Identify every line containing the word "Cocoa" and reproduce each one.

Collected data entries
▬▬▬▬▬▬

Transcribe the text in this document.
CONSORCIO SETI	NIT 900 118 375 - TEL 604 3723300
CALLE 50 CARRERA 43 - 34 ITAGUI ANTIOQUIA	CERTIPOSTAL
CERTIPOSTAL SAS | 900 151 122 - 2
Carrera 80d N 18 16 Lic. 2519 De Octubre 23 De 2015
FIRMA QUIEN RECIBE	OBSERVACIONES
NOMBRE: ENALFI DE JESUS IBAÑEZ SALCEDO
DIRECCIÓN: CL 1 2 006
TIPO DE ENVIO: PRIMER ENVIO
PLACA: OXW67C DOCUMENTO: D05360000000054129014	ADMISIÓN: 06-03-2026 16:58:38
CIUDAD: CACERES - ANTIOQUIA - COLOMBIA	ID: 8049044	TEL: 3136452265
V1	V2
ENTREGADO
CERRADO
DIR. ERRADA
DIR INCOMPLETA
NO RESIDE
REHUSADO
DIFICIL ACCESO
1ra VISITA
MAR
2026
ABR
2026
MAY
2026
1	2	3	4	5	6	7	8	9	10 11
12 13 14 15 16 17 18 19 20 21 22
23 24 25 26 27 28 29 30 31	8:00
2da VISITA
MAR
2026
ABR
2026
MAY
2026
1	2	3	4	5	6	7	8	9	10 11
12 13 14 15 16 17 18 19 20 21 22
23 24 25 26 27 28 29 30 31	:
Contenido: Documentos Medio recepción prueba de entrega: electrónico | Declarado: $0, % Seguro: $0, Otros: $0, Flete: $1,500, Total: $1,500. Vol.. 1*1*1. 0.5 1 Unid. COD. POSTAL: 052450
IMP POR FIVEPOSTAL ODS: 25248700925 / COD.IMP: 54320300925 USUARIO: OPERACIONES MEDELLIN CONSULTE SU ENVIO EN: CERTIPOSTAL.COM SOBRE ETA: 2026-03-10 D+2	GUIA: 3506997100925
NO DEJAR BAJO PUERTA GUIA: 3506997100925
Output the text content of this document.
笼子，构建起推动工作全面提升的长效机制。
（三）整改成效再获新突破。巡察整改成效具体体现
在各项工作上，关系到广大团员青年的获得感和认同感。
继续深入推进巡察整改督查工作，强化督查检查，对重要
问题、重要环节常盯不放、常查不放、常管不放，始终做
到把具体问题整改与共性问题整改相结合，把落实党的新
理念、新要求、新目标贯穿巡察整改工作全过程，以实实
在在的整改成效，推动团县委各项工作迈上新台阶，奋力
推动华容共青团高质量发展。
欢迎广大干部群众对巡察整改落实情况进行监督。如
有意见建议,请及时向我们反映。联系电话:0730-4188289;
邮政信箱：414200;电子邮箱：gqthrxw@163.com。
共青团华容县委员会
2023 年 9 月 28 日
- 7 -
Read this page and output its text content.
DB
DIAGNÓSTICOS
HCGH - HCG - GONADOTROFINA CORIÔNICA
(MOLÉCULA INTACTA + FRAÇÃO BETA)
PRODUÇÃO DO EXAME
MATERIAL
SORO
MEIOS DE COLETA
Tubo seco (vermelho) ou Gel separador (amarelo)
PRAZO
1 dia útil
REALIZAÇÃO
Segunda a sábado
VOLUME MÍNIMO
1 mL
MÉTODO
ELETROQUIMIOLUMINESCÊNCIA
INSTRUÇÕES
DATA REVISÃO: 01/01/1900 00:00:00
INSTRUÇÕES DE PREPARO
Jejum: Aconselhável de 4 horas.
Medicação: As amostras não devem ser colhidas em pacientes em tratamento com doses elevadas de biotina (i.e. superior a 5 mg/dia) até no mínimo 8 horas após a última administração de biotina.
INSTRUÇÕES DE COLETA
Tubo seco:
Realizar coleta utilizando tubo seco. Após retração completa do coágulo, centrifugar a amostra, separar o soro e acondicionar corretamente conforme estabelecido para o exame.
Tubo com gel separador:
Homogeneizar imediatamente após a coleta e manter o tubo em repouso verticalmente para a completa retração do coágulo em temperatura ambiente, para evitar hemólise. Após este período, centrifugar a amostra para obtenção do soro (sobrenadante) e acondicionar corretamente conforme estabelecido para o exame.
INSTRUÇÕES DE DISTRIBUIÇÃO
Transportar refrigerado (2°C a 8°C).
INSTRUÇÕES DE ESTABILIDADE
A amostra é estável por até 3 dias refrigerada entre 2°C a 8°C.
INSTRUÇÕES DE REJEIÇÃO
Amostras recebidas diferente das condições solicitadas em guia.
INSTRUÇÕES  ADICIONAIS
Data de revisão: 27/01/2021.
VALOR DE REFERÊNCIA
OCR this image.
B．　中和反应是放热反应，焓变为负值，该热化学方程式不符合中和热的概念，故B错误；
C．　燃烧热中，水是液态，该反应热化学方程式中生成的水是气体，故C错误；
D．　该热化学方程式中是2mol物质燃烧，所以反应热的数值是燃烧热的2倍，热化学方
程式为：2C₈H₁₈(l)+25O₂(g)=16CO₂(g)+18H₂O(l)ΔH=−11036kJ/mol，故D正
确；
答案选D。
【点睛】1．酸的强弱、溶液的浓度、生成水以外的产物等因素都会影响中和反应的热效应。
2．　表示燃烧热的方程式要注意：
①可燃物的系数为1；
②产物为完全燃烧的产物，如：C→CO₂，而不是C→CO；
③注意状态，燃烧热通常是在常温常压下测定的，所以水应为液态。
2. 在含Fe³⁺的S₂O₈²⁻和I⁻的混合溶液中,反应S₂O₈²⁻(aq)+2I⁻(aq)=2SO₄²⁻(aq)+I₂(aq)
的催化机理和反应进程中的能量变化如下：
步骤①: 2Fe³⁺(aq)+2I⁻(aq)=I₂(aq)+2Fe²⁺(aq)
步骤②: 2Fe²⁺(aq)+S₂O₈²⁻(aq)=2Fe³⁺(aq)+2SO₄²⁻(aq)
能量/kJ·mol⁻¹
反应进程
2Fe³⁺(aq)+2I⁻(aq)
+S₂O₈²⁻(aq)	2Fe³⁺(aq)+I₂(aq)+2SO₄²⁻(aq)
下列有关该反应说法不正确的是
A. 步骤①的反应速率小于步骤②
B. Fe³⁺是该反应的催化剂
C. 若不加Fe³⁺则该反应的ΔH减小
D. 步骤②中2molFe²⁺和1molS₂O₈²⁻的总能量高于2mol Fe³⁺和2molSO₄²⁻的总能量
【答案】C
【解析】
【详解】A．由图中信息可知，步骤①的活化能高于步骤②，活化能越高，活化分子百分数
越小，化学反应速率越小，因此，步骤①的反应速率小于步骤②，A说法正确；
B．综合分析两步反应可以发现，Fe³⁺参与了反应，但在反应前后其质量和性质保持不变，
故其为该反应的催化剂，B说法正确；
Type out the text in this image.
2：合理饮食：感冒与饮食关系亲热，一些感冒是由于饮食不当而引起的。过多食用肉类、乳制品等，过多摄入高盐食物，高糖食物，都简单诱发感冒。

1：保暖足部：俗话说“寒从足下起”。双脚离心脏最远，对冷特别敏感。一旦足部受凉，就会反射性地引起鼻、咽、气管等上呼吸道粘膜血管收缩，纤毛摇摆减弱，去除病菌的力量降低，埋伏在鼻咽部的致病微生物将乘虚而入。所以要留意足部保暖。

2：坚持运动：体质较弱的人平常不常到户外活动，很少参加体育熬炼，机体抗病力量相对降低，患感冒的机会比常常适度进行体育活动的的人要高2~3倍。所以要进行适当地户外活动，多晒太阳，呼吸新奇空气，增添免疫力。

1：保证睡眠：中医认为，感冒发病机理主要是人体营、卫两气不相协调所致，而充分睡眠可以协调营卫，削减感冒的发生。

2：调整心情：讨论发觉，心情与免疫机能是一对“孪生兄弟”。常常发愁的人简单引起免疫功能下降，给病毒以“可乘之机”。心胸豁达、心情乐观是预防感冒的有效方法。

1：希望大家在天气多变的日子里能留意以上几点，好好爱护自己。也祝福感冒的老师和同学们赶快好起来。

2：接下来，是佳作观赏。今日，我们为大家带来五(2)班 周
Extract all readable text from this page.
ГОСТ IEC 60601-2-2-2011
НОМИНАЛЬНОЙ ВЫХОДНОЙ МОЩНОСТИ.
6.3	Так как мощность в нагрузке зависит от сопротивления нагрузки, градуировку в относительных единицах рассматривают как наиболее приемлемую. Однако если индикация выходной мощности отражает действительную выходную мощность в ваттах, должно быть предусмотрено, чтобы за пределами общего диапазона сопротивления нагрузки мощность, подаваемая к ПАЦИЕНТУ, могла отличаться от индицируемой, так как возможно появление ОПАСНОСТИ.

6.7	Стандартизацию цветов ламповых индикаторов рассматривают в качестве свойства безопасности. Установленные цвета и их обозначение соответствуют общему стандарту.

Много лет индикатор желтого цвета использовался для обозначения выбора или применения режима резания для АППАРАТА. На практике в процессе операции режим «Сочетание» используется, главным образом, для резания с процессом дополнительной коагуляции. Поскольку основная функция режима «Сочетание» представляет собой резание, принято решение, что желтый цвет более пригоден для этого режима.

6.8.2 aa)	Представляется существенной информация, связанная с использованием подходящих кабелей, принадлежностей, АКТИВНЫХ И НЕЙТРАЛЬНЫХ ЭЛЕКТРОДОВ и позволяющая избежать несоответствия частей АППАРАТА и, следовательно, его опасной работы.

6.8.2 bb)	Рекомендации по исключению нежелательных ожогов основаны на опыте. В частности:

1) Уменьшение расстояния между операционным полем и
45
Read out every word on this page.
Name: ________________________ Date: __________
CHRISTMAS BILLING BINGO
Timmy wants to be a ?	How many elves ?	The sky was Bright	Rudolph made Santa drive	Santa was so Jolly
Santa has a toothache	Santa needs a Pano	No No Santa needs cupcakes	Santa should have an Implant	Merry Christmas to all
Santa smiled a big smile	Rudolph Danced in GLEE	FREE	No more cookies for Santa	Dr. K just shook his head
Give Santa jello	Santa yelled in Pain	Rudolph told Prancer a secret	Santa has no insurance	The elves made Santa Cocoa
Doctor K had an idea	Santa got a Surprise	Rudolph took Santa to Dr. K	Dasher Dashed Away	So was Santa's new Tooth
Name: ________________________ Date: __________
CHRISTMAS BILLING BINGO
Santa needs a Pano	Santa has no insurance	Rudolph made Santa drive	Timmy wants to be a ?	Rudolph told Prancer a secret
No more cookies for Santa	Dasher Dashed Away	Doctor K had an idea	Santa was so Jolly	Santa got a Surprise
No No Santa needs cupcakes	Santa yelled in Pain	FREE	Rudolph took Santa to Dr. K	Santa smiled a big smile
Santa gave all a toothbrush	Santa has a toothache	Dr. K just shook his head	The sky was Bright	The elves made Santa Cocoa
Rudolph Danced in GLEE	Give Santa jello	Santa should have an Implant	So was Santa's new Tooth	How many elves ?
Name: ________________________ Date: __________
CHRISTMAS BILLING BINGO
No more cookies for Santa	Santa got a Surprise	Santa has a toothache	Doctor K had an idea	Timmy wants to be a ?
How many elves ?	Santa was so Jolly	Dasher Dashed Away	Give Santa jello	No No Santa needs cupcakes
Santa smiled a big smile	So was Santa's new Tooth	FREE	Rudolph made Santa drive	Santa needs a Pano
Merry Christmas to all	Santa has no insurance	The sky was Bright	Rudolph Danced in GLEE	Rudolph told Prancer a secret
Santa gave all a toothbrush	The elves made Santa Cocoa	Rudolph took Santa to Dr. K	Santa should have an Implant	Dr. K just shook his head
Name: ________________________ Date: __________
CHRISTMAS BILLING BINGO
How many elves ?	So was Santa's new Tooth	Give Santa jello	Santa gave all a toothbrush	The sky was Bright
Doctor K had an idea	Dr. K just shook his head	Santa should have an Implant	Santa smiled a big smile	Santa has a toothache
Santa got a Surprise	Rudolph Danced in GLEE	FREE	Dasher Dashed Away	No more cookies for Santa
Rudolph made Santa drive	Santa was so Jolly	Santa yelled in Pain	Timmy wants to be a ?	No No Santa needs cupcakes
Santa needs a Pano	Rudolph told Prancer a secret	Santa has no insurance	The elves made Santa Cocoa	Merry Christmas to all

▬▬▬▬▬▬

- Exercise output -
Give Santa jello	Santa yelled in Pain	Rudolph told Prancer a secret	Santa has no insurance	The elves made Santa Cocoa
Santa gave all a toothbrush	Santa has a toothache	Dr. K just shook his head	The sky was Bright	The elves made Santa Cocoa
Santa gave all a toothbrush	The elves made Santa Cocoa	Rudolph took Santa to Dr. K	Santa should have an Implant	Dr. K just shook his head
Santa needs a Pano	Rudolph told Prancer a secret	Santa has no insurance	The elves made Santa Cocoa	Merry Christmas to all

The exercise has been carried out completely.